**Task brief**
Copy out the listing that follows exactly, dropping every picture.

**Data records**
* Begin *
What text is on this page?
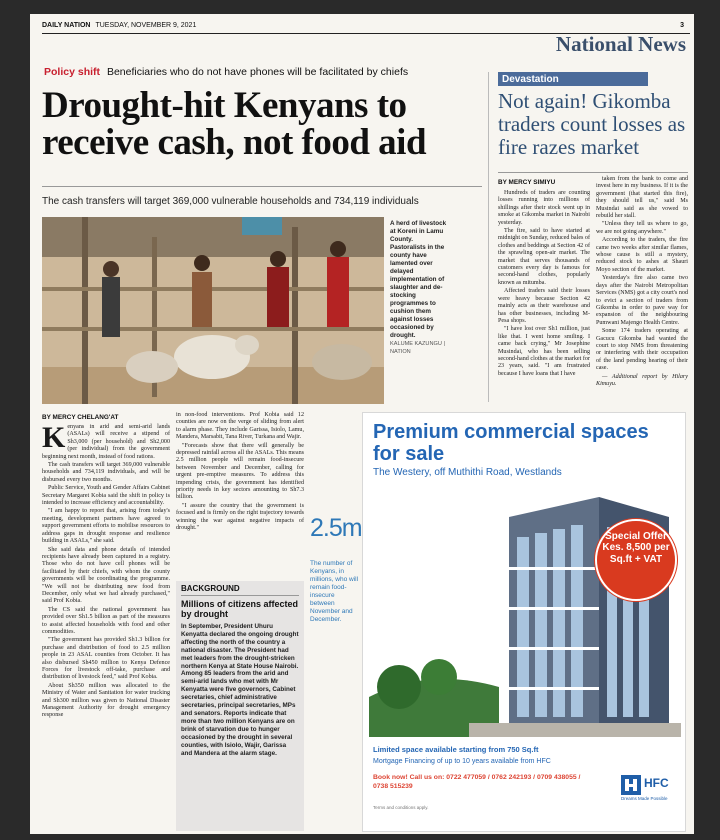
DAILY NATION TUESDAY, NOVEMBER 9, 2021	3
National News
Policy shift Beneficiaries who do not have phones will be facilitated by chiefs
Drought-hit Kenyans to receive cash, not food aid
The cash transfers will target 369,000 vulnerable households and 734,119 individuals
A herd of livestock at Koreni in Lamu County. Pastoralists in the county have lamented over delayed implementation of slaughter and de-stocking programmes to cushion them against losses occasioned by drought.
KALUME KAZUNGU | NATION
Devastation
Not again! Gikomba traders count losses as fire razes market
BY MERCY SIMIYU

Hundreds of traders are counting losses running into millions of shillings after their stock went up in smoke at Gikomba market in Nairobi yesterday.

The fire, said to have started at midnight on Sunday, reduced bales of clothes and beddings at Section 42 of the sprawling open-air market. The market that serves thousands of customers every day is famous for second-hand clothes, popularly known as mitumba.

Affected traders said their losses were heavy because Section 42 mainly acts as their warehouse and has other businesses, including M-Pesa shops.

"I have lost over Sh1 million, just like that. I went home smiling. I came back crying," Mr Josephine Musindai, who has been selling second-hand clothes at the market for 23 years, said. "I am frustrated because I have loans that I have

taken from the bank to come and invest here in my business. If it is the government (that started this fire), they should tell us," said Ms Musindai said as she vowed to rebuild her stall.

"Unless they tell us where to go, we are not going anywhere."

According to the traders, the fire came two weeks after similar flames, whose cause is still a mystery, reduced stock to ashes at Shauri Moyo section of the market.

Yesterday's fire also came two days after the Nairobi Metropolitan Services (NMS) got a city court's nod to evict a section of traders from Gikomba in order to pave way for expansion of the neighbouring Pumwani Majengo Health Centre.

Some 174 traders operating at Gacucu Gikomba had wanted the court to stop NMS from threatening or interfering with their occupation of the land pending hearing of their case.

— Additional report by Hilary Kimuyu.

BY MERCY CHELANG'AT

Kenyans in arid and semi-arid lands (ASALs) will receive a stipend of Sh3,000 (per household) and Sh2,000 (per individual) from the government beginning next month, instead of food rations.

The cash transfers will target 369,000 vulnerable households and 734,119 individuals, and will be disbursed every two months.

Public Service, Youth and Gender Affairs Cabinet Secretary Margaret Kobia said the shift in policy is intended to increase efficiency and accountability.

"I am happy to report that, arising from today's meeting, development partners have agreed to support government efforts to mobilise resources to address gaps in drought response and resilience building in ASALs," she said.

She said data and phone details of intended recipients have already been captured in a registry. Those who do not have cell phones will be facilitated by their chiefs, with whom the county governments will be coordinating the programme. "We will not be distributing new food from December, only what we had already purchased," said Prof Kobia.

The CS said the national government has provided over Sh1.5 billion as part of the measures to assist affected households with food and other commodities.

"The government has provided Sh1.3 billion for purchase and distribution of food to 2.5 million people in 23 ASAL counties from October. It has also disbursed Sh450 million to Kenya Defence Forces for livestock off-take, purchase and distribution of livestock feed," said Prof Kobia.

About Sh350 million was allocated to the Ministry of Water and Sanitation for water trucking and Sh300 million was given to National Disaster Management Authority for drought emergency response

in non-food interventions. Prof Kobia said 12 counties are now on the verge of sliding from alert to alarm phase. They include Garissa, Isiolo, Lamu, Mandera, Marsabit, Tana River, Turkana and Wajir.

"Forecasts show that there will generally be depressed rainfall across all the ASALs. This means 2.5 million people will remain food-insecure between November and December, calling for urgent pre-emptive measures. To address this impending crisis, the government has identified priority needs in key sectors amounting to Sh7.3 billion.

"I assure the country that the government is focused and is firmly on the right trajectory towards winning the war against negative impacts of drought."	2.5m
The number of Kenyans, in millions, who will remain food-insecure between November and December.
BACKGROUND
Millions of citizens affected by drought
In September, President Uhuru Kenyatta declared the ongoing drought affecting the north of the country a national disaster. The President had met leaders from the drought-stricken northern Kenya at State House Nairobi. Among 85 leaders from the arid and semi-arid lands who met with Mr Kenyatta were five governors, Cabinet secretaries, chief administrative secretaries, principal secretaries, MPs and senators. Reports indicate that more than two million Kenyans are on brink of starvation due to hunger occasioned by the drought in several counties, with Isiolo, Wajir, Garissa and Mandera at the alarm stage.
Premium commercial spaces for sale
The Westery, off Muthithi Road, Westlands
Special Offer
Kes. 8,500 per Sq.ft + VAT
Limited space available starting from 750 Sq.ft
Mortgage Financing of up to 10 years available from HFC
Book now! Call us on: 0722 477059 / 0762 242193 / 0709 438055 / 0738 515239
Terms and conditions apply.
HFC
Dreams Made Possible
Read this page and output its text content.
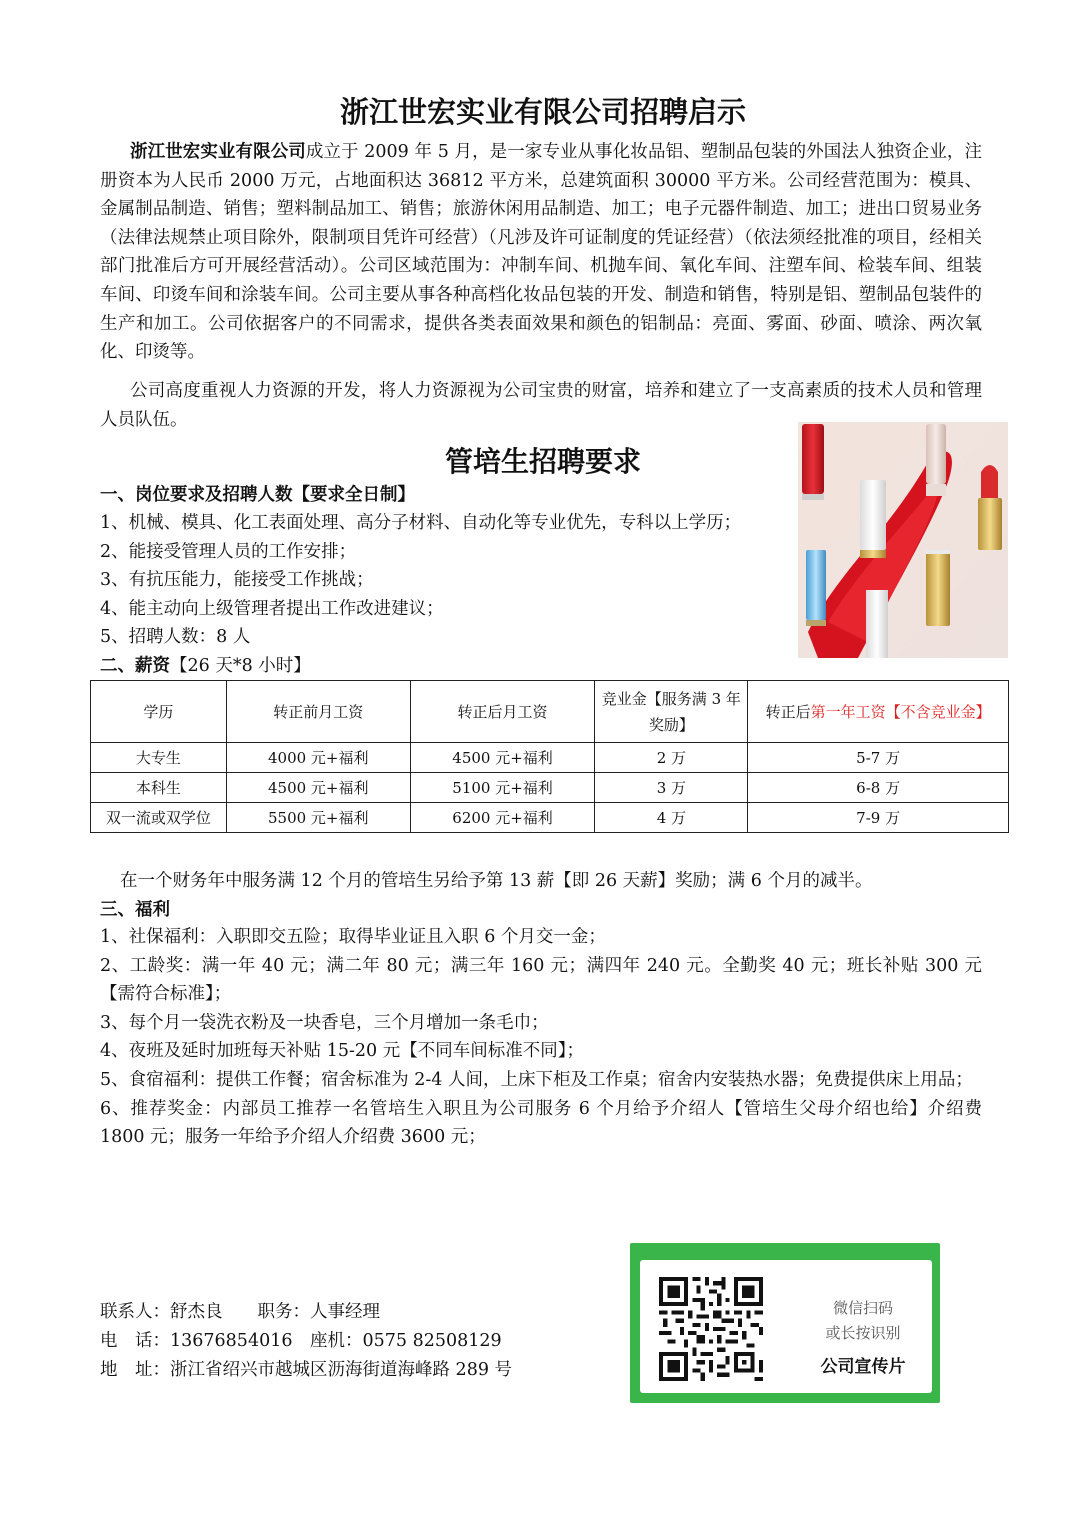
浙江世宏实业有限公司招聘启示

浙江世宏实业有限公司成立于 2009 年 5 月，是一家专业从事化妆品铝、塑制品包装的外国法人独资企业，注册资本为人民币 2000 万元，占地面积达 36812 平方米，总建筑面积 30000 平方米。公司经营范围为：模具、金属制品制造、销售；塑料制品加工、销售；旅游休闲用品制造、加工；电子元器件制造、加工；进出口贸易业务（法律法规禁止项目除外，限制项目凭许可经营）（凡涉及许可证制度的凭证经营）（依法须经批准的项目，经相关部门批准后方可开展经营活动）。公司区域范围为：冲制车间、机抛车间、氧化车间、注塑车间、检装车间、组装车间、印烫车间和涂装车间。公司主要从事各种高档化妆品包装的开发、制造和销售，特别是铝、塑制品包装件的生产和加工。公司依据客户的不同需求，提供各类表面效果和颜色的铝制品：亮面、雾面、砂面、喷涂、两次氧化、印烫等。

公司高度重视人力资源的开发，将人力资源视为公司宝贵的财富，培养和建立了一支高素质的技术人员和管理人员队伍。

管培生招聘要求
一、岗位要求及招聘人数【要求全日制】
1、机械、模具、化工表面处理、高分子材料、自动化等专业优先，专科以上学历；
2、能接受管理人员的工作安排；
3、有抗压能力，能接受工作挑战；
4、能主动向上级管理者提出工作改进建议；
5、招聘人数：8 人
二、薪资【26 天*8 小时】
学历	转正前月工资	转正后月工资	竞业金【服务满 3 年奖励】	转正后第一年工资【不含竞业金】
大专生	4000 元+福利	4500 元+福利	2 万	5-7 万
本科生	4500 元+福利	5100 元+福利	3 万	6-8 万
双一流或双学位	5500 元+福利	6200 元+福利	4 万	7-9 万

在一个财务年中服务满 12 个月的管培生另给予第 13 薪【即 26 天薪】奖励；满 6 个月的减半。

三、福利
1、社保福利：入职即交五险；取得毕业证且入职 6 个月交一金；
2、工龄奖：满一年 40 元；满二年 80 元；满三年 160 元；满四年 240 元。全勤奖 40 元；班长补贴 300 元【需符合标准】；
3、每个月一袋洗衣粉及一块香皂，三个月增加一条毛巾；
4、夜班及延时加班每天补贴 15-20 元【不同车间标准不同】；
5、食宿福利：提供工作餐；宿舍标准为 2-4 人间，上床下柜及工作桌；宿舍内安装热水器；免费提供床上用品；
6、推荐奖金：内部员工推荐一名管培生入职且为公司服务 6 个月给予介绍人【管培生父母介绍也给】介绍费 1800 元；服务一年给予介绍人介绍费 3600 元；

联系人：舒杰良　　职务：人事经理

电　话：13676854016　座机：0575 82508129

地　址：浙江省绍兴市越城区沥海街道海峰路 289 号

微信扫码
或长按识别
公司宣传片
* End *
**Final answer**
What text is on this page?
DAILY NATION TUESDAY, NOVEMBER 9, 2021	3
National News
Policy shift Beneficiaries who do not have phones will be facilitated by chiefs
Drought-hit Kenyans to receive cash, not food aid
The cash transfers will target 369,000 vulnerable households and 734,119 individuals
A herd of livestock at Koreni in Lamu County. Pastoralists in the county have lamented over delayed implementation of slaughter and de-stocking programmes to cushion them against losses occasioned by drought.
KALUME KAZUNGU | NATION
Devastation
Not again! Gikomba traders count losses as fire razes market
BY MERCY SIMIYU

Hundreds of traders are counting losses running into millions of shillings after their stock went up in smoke at Gikomba market in Nairobi yesterday.

The fire, said to have started at midnight on Sunday, reduced bales of clothes and beddings at Section 42 of the sprawling open-air market. The market that serves thousands of customers every day is famous for second-hand clothes, popularly known as mitumba.

Affected traders said their losses were heavy because Section 42 mainly acts as their warehouse and has other businesses, including M-Pesa shops.

"I have lost over Sh1 million, just like that. I went home smiling. I came back crying," Mr Josephine Musindai, who has been selling second-hand clothes at the market for 23 years, said. "I am frustrated because I have loans that I have

taken from the bank to come and invest here in my business. If it is the government (that started this fire), they should tell us," said Ms Musindai said as she vowed to rebuild her stall.

"Unless they tell us where to go, we are not going anywhere."

According to the traders, the fire came two weeks after similar flames, whose cause is still a mystery, reduced stock to ashes at Shauri Moyo section of the market.

Yesterday's fire also came two days after the Nairobi Metropolitan Services (NMS) got a city court's nod to evict a section of traders from Gikomba in order to pave way for expansion of the neighbouring Pumwani Majengo Health Centre.

Some 174 traders operating at Gacucu Gikomba had wanted the court to stop NMS from threatening or interfering with their occupation of the land pending hearing of their case.

— Additional report by Hilary Kimuyu.

BY MERCY CHELANG'AT

Kenyans in arid and semi-arid lands (ASALs) will receive a stipend of Sh3,000 (per household) and Sh2,000 (per individual) from the government beginning next month, instead of food rations.

The cash transfers will target 369,000 vulnerable households and 734,119 individuals, and will be disbursed every two months.

Public Service, Youth and Gender Affairs Cabinet Secretary Margaret Kobia said the shift in policy is intended to increase efficiency and accountability.

"I am happy to report that, arising from today's meeting, development partners have agreed to support government efforts to mobilise resources to address gaps in drought response and resilience building in ASALs," she said.

She said data and phone details of intended recipients have already been captured in a registry. Those who do not have cell phones will be facilitated by their chiefs, with whom the county governments will be coordinating the programme. "We will not be distributing new food from December, only what we had already purchased," said Prof Kobia.

The CS said the national government has provided over Sh1.5 billion as part of the measures to assist affected households with food and other commodities.

"The government has provided Sh1.3 billion for purchase and distribution of food to 2.5 million people in 23 ASAL counties from October. It has also disbursed Sh450 million to Kenya Defence Forces for livestock off-take, purchase and distribution of livestock feed," said Prof Kobia.

About Sh350 million was allocated to the Ministry of Water and Sanitation for water trucking and Sh300 million was given to National Disaster Management Authority for drought emergency response

in non-food interventions. Prof Kobia said 12 counties are now on the verge of sliding from alert to alarm phase. They include Garissa, Isiolo, Lamu, Mandera, Marsabit, Tana River, Turkana and Wajir.

"Forecasts show that there will generally be depressed rainfall across all the ASALs. This means 2.5 million people will remain food-insecure between November and December, calling for urgent pre-emptive measures. To address this impending crisis, the government has identified priority needs in key sectors amounting to Sh7.3 billion.

"I assure the country that the government is focused and is firmly on the right trajectory towards winning the war against negative impacts of drought."	2.5m
The number of Kenyans, in millions, who will remain food-insecure between November and December.
BACKGROUND
Millions of citizens affected by drought
In September, President Uhuru Kenyatta declared the ongoing drought affecting the north of the country a national disaster. The President had met leaders from the drought-stricken northern Kenya at State House Nairobi. Among 85 leaders from the arid and semi-arid lands who met with Mr Kenyatta were five governors, Cabinet secretaries, chief administrative secretaries, principal secretaries, MPs and senators. Reports indicate that more than two million Kenyans are on brink of starvation due to hunger occasioned by the drought in several counties, with Isiolo, Wajir, Garissa and Mandera at the alarm stage.
Premium commercial spaces for sale
The Westery, off Muthithi Road, Westlands
Special Offer
Kes. 8,500 per Sq.ft + VAT
Limited space available starting from 750 Sq.ft
Mortgage Financing of up to 10 years available from HFC
Book now! Call us on: 0722 477059 / 0762 242193 / 0709 438055 / 0738 515239
Terms and conditions apply.
HFC
Dreams Made Possible
Read this page and output its text content.
浙江世宏实业有限公司招聘启示

浙江世宏实业有限公司成立于 2009 年 5 月，是一家专业从事化妆品铝、塑制品包装的外国法人独资企业，注册资本为人民币 2000 万元，占地面积达 36812 平方米，总建筑面积 30000 平方米。公司经营范围为：模具、金属制品制造、销售；塑料制品加工、销售；旅游休闲用品制造、加工；电子元器件制造、加工；进出口贸易业务（法律法规禁止项目除外，限制项目凭许可经营）（凡涉及许可证制度的凭证经营）（依法须经批准的项目，经相关部门批准后方可开展经营活动）。公司区域范围为：冲制车间、机抛车间、氧化车间、注塑车间、检装车间、组装车间、印烫车间和涂装车间。公司主要从事各种高档化妆品包装的开发、制造和销售，特别是铝、塑制品包装件的生产和加工。公司依据客户的不同需求，提供各类表面效果和颜色的铝制品：亮面、雾面、砂面、喷涂、两次氧化、印烫等。

公司高度重视人力资源的开发，将人力资源视为公司宝贵的财富，培养和建立了一支高素质的技术人员和管理人员队伍。

管培生招聘要求
一、岗位要求及招聘人数【要求全日制】
1、机械、模具、化工表面处理、高分子材料、自动化等专业优先，专科以上学历；
2、能接受管理人员的工作安排；
3、有抗压能力，能接受工作挑战；
4、能主动向上级管理者提出工作改进建议；
5、招聘人数：8 人
二、薪资【26 天*8 小时】
学历	转正前月工资	转正后月工资	竞业金【服务满 3 年奖励】	转正后第一年工资【不含竞业金】
大专生	4000 元+福利	4500 元+福利	2 万	5-7 万
本科生	4500 元+福利	5100 元+福利	3 万	6-8 万
双一流或双学位	5500 元+福利	6200 元+福利	4 万	7-9 万

在一个财务年中服务满 12 个月的管培生另给予第 13 薪【即 26 天薪】奖励；满 6 个月的减半。

三、福利
1、社保福利：入职即交五险；取得毕业证且入职 6 个月交一金；
2、工龄奖：满一年 40 元；满二年 80 元；满三年 160 元；满四年 240 元。全勤奖 40 元；班长补贴 300 元【需符合标准】；
3、每个月一袋洗衣粉及一块香皂，三个月增加一条毛巾；
4、夜班及延时加班每天补贴 15-20 元【不同车间标准不同】；
5、食宿福利：提供工作餐；宿舍标准为 2-4 人间，上床下柜及工作桌；宿舍内安装热水器；免费提供床上用品；
6、推荐奖金：内部员工推荐一名管培生入职且为公司服务 6 个月给予介绍人【管培生父母介绍也给】介绍费 1800 元；服务一年给予介绍人介绍费 3600 元；

联系人：舒杰良　　职务：人事经理

电　话：13676854016　座机：0575 82508129

地　址：浙江省绍兴市越城区沥海街道海峰路 289 号

微信扫码
或长按识别
公司宣传片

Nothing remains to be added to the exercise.